Set exercise 1: Update the stretch of the type-in-the-environment text from "Type in the" through "and seeing possibilities.", writing "built structures" in place of "man-made structures".
Set exercise 2:
Answer these questions from the type-in-the-environment text:
(a) How many letterforms of the Roman alphabet does it mention?
(b) Where can a high resolution camera be checked out?
(c) What size must the poster be?

Source:
______________________________

Samples of other object-oriented typefaces





Type in the environment project
The 26 letterforms of the Roman alphabet and and 10 Hindu-Arabic numbers have become icons in their own right. Each is totally familiar and can be rendered in almost an infinite number of ways. Observant designers often spot how natural and man-made structures can communicate enough visual cues for the viewer to recognize an alphabetic letterform. This project is to develop a collection of photographs of letters as found in nature and in man-made structures. It is an exercise in observing the environment and seeing possibilities.
Procedure
Seek or notice how letterform cues can be found in environments that were not intended to convey letterforms. Explore what elements are necessary to convey a letter - shape, line, angle, composition. Look at negative spaces, shadows, patterns, texture, and architectural elements for letterforms. Photograph those that clearly convey a letter (a high resolution camera will provide better images - you can check one out from the VRL). Develop a complete set of the alphabet from images found in nature and in manufactured structures. Mount them all neatly in a poster layout or download them and compose the poster on a computer. Compose the presentation to most effectively communicate the images. Include a thematic appropriate title for the poster.
Specs
• Do not arrange objects to make a letter or number. The characters must be formed without your input.
• No image can be of an intended letterform or number.
• Do not use the same visual image for more than 1 character (like the M and W).
• Do not rotate or change the orientation of an image. If necessary, you may rotate it slightly to improve alignment.
• You can crop the images, but don't stretch or manipulate them in Photoshop.
• Color of photographs: open - B&W or full color.
• Poster size: 18" x 24".

______________________________

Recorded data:

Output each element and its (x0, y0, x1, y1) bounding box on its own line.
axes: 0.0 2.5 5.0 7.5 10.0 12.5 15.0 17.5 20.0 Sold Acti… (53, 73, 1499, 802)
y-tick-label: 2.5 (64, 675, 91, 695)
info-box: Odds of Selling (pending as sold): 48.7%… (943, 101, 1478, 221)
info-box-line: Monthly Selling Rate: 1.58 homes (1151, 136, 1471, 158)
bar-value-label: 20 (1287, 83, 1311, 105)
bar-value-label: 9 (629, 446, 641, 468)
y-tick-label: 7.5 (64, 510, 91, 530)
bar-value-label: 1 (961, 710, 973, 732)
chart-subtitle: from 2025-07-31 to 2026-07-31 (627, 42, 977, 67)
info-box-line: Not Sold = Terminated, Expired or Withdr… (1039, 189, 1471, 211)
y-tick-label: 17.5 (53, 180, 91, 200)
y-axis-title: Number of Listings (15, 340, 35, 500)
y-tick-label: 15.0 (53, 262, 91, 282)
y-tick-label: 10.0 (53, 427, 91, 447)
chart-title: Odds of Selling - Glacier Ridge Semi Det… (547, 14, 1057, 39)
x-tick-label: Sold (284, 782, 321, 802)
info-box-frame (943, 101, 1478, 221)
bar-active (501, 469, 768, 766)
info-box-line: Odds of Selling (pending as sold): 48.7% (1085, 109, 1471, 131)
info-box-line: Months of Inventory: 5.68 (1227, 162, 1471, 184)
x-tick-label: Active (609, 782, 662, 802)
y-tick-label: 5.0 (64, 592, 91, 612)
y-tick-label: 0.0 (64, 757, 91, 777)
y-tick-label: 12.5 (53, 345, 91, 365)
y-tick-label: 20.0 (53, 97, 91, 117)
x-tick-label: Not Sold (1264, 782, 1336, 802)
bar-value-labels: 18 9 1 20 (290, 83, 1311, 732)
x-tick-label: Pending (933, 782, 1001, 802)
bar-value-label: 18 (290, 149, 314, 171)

______________________________

Exercise answer 1:
Type in the environment project
The 26 letterforms of the Roman alphabet and and 10 Hindu-Arabic numbers have become icons in their own right. Each is totally familiar and can be rendered in almost an infinite number of ways. Observant designers often spot how natural and built structures can communicate enough visual cues for the viewer to recognize an alphabetic letterform. This project is to develop a collection of photographs of letters as found in nature and in built structures. It is an exercise in observing the environment and seeing possibilities.

Exercise answer 2:
(a) 26
(b) From the VRL
(c) 18" x 24"